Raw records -

□ □ □ □ □

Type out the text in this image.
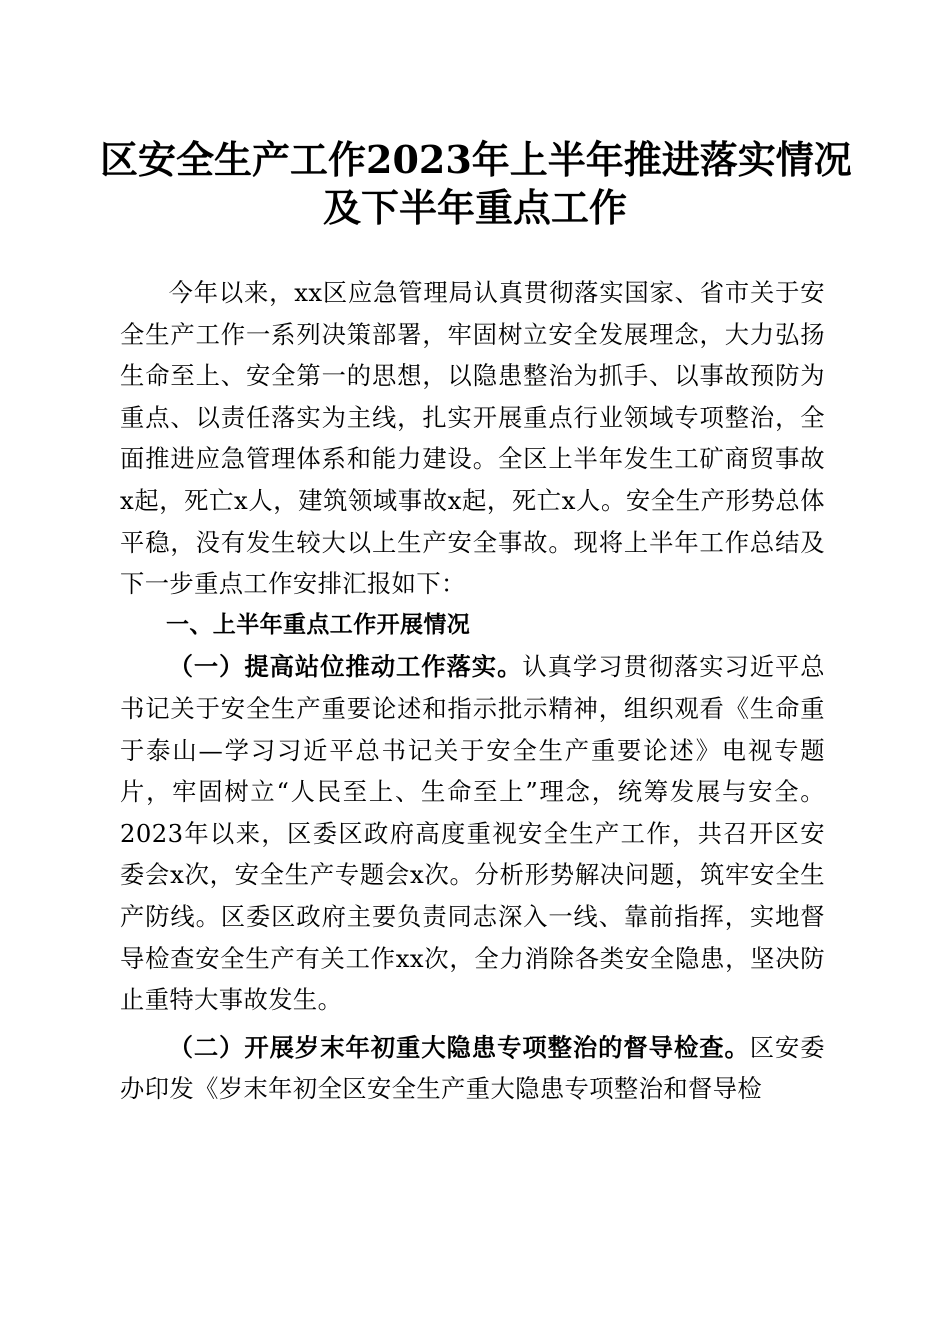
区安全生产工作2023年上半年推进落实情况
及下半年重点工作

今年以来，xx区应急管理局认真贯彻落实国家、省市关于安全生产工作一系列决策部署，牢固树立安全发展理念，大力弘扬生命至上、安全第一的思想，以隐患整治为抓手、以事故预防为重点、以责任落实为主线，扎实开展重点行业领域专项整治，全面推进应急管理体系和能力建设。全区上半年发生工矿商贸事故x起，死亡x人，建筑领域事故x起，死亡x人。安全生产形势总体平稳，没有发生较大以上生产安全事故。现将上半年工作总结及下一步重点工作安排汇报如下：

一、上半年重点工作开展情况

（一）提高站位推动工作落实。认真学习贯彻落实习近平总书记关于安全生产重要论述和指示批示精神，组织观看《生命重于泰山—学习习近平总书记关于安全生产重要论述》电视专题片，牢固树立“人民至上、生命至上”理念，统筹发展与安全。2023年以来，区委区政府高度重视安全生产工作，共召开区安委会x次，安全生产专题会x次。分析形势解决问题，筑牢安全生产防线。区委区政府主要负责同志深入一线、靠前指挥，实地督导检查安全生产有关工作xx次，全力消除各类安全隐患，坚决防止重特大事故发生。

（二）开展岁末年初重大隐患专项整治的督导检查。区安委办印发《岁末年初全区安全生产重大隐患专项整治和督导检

□ □ □ □ □

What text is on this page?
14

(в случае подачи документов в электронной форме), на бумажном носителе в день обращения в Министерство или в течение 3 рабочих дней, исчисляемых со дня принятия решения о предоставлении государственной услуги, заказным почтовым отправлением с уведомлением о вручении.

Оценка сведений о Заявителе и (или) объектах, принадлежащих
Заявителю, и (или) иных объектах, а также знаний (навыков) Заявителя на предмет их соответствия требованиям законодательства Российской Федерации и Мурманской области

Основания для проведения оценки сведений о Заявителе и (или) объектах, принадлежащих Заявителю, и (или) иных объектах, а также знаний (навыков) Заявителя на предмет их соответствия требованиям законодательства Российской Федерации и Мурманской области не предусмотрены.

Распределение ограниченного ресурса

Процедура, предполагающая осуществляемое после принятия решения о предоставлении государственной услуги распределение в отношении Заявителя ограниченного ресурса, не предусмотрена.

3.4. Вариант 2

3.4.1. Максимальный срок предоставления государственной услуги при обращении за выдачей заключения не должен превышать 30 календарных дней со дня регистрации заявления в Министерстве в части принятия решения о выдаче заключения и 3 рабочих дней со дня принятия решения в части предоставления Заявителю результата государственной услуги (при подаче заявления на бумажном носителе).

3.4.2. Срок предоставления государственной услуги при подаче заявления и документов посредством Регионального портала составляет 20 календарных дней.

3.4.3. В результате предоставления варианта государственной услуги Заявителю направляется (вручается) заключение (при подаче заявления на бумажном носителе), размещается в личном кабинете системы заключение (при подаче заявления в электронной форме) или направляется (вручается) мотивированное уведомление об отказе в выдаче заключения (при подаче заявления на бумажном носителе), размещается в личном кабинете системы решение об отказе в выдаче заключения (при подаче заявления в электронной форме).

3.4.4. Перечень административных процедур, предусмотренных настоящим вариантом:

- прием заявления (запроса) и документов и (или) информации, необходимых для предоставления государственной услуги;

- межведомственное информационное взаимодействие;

□ □ □ □ □

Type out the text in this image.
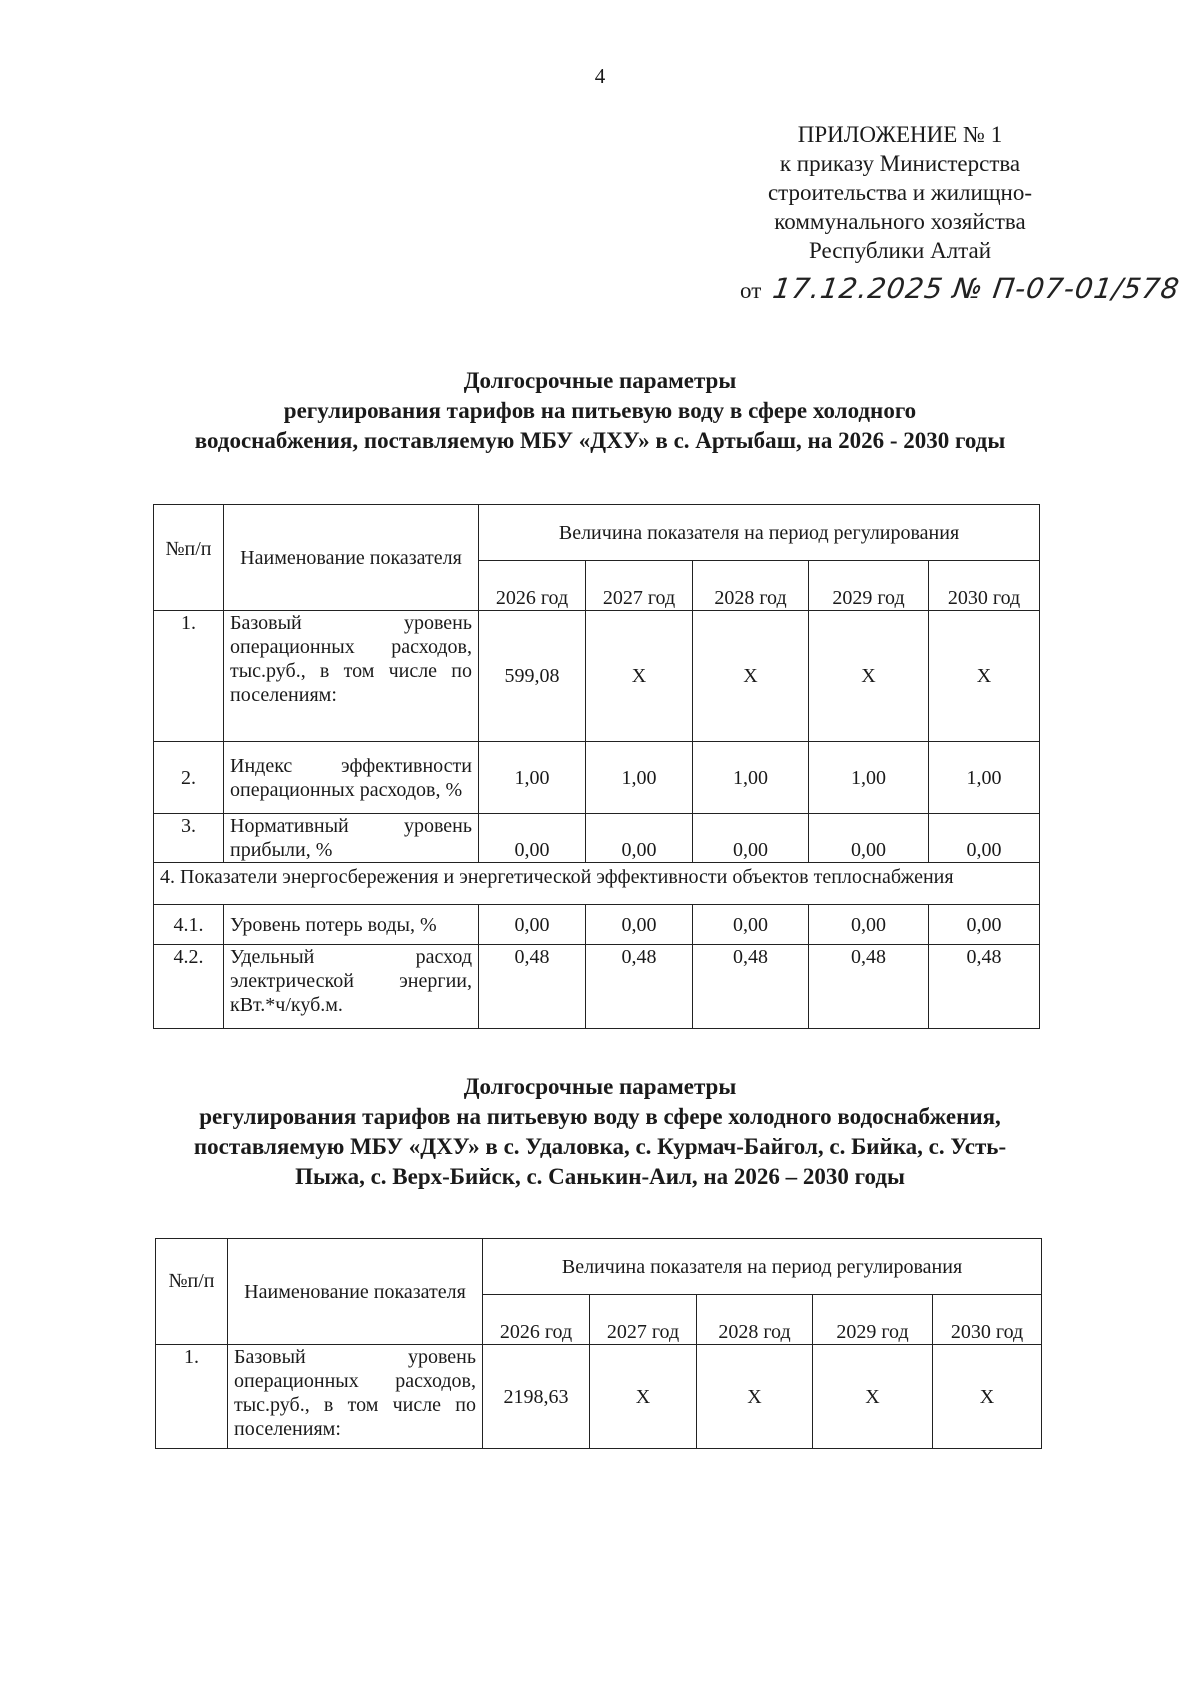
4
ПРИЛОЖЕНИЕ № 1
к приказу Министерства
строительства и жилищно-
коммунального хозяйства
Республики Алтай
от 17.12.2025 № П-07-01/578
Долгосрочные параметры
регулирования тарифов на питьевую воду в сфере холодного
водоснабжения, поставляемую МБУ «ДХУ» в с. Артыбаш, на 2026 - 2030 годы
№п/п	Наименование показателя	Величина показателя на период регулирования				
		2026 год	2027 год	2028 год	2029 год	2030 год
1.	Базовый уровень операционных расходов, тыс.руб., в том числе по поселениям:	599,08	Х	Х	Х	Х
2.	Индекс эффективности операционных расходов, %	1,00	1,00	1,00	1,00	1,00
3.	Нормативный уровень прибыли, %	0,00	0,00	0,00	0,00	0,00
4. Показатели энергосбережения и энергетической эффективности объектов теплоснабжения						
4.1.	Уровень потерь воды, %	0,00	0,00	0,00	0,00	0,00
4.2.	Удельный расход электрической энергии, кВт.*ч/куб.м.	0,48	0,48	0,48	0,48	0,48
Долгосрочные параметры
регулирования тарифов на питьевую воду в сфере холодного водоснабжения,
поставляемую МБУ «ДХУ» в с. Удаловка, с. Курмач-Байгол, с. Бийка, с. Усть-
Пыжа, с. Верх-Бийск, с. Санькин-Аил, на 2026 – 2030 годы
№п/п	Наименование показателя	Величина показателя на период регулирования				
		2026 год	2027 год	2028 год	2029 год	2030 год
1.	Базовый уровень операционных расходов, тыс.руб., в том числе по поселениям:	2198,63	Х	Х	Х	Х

□ □ □ □ □

Extract from the data every line where "предмет" shows up.

Problem solution -
Заявителю, и (или) иных объектах, а также знаний (навыков) Заявителя на предмет их соответствия требованиям законодательства Российской Федерации и Мурманской области
Основания для проведения оценки сведений о Заявителе и (или) объектах, принадлежащих Заявителю, и (или) иных объектах, а также знаний (навыков) Заявителя на предмет их соответствия требованиям законодательства Российской Федерации и Мурманской области не предусмотрены.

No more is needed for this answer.